==== Exercise materials ====
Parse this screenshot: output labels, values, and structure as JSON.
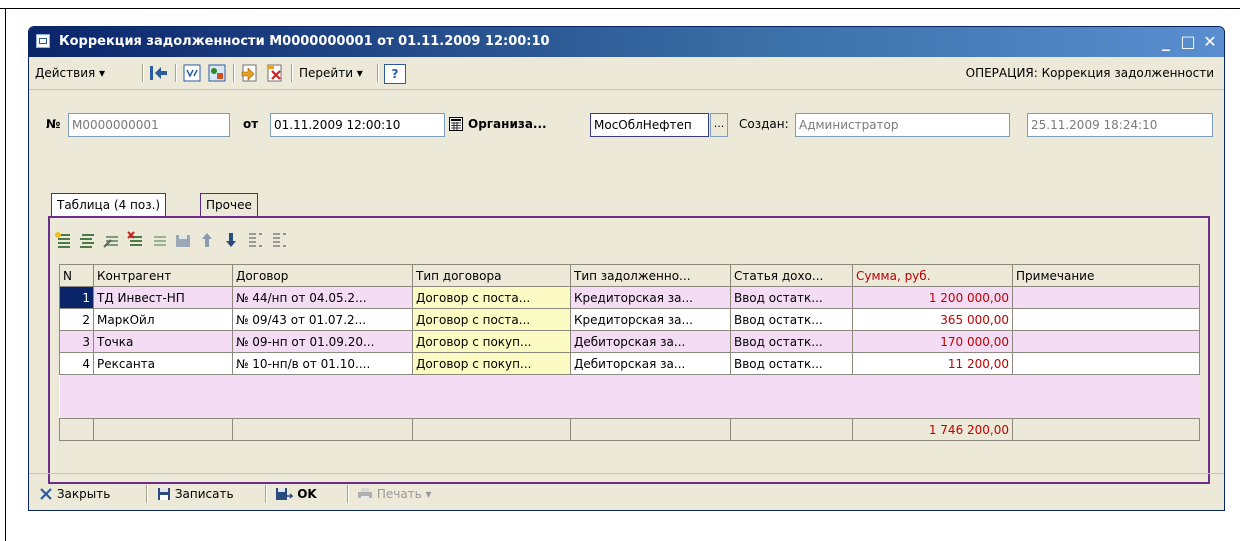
{
  "window": {
    "title": "Коррекция задолженности М0000000001 от 01.11.2009 12:00:10",
    "minimize": "_",
    "maximize": "□",
    "close": "✕"
  },
  "toolbar": {
    "actions_label": "Действия ▾",
    "goto_label": "Перейти ▾",
    "help_label": "?",
    "operation_label": "ОПЕРАЦИЯ: Коррекция задолженности"
  },
  "header": {
    "number_label": "№",
    "number_value": "М0000000001",
    "date_label": "от",
    "date_value": "01.11.2009 12:00:10",
    "org_label": "Организа...",
    "org_value": "МосОблНефтеп",
    "org_select_btn": "...",
    "created_label": "Создан:",
    "created_value": "Администратор",
    "created_date": "25.11.2009 18:24:10"
  },
  "tabs": [
    {
      "label": "Таблица (4 поз.)",
      "active": true
    },
    {
      "label": "Прочее",
      "active": false
    }
  ],
  "table": {
    "columns": [
      "N",
      "Контрагент",
      "Договор",
      "Тип договора",
      "Тип задолженно...",
      "Статья дохо...",
      "Сумма, руб.",
      "Примечание"
    ],
    "rows": [
      {
        "n": "1",
        "contractor": "ТД Инвест-НП",
        "contract": "№ 44/нп от 04.05.2...",
        "contract_type": "Договор с поста...",
        "debt_type": "Кредиторская за...",
        "article": "Ввод остатк...",
        "sum": "1 200 000,00",
        "note": ""
      },
      {
        "n": "2",
        "contractor": "МаркОйл",
        "contract": "№ 09/43 от 01.07.2...",
        "contract_type": "Договор с поста...",
        "debt_type": "Кредиторская за...",
        "article": "Ввод остатк...",
        "sum": "365 000,00",
        "note": ""
      },
      {
        "n": "3",
        "contractor": "Точка",
        "contract": "№ 09-нп от 01.09.20...",
        "contract_type": "Договор с покуп...",
        "debt_type": "Дебиторская за...",
        "article": "Ввод остатк...",
        "sum": "170 000,00",
        "note": ""
      },
      {
        "n": "4",
        "contractor": "Рексанта",
        "contract": "№ 10-нп/в от 01.10....",
        "contract_type": "Договор с покуп...",
        "debt_type": "Дебиторская за...",
        "article": "Ввод остатк...",
        "sum": "11 200,00",
        "note": ""
      }
    ],
    "total_sum": "1 746 200,00"
  },
  "bottom": {
    "close_label": "Закрыть",
    "save_label": "Записать",
    "ok_label": "OK",
    "print_label": "Печать ▾"
  },
  "colors": {
    "accent_purple": "#6b2f8a",
    "sum_red": "#c00000",
    "row_pink": "#f5dcf5",
    "cell_yellow": "#fbfbc3"
  }
}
====
■ **Exercise brief**:
From the entries above, extract every line where the word "contractor" appears.

■ **Exercise answer**:
        "contractor": "ТД Инвест-НП",
        "contractor": "МаркОйл",
        "contractor": "Точка",
        "contractor": "Рексанта",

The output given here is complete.